-- Start Given text --
Humanity has been dreaming the world into being for as long as we have been writing things down. I know this sounds crazy. Stick with me.

Jewish mystics told a story about a rabbi who shaped a creature from the clay of the riverbank and brought it to life by inscribing a single word on its forehead. The Hebrew word emet. Truth. The creature was called the golem. To unmake it, the rabbi would erase one letter, leaving the word met. Death. Language gave it life. Language took it away.

That story did not come from nowhere. The Hebrew Bible opens with a creator who speaks the world into being. The rabbinic tradition holds that the letters of the alphabet are the instruments of creation itself. Reality is spoken. Reality is written. Language is not what we use to describe the world. Language is what the world is made of.

Centuries later, a nineteen-year-old Englishwoman named Mary Shelley wrote a novel about a man who builds a thinking being from inert matter and animates it through forbidden knowledge. She called it Frankenstein. We remember it as a monster story. It is not a monster story. It is the continuation of an archetype created centuries before by those Jewish mystics - just translated into a different vocabulary.

For thousands of years, humanity has been imagining beings sculpted from matter and animated by words. Today, we don't call these words incantations or prayers. We call them code.

And we aren't just imagining them anymore. We are building them.

• • •

This pattern is not only about thinking machines. It is everywhere our imagination has gone.

In 1966, Star Trek showed us a transporter that disassembled people in one location and reconstituted them in another. The idea was pure fantasy. Then in 1993, physicists at IBM published a paper describing something they had never seen before - a way to transfer the quantum state of a particle from one place to another without it physically traveling between them. They needed a name for it. They called it quantum teleportation - naming it after the show.

They didn't build Kirk's transporter. What they found was something stranger - a fundamental property of the universe that Einstein himself refused to believe was real. He dismissed it as spooky action at a distance. It turned out to be true. In 1997, an Austrian team demonstrated it with a single photon. In 2017, a Chinese satellite did it across fourteen hundred kilometers of open space. In 2024, researchers did it through a fiber optic cable carrying ordinary internet traffic - something most physicists had said was impossible.

No one is beaming anybody anywhere - at least not yet. But the dream came first. The physics are following.

The examples keep coming. In 2015, researchers at the University of Bristol built a working tractor beam using precisely tuned sound waves to lift and move objects in midair. More recently, optical tractor beams - using actual light - have been demonstrated on macroscopic objects in laboratories. Star Trek plot devices have become laboratory tools.
-- End Given text --
-- Start Records provided --
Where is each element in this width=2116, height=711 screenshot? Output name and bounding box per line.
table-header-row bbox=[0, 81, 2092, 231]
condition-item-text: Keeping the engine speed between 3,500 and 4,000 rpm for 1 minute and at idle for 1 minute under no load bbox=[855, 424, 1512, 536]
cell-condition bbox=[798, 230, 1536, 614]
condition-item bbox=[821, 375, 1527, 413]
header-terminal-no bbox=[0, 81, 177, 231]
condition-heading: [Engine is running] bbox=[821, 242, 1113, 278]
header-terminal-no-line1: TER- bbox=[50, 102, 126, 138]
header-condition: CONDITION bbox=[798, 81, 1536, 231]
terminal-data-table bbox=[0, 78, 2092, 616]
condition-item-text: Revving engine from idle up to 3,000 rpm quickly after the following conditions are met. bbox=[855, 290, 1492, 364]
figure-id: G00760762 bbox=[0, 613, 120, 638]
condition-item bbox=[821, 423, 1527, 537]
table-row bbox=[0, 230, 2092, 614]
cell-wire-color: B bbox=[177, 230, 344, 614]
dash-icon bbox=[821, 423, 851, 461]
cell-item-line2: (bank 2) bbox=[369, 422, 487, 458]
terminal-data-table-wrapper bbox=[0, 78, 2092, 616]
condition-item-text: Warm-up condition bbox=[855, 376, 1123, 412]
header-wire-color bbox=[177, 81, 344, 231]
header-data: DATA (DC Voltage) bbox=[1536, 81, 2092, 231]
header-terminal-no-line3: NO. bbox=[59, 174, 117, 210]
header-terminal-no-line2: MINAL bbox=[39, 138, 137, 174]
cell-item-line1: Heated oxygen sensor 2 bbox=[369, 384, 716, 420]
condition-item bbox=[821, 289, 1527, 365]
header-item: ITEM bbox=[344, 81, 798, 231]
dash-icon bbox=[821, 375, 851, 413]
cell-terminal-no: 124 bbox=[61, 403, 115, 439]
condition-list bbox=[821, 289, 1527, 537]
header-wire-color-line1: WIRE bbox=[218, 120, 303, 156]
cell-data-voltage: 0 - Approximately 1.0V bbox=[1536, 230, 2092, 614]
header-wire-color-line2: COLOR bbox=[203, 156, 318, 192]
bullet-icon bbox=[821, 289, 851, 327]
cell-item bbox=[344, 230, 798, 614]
-- End Records provided --
### Tasks for this exercise
**a)** Decide whether each statement agrees with the passage on imagination and invention. Answer yes or no for each and quote the deciding words of the passage.
(i) The rabbi would unmake the golem by erasing one letter of the word on its forehead.
(ii) Mary Shelley was twenty-one when she wrote Frankenstein.
(iii) In 2017 a Chinese satellite carried out quantum teleportation across fourteen hundred kilometers.
**b)** Reproduce the stretch of the passage on imagination and invention from "That story did" through "is made of.", word for word.

### Worked solutions
**a)**
(i) Yes: "To unmake it, the rabbi would erase one letter, leaving the word met."
(ii) No: "a nineteen-year-old Englishwoman named Mary Shelley wrote a novel"
(iii) Yes: "In 2017, a Chinese satellite did it across fourteen hundred kilometers of open space."

**b)**
That story did not come from nowhere. The Hebrew Bible opens with a creator who speaks the world into being. The rabbinic tradition holds that the letters of the alphabet are the instruments of creation itself. Reality is spoken. Reality is written. Language is not what we use to describe the world. Language is what the world is made of.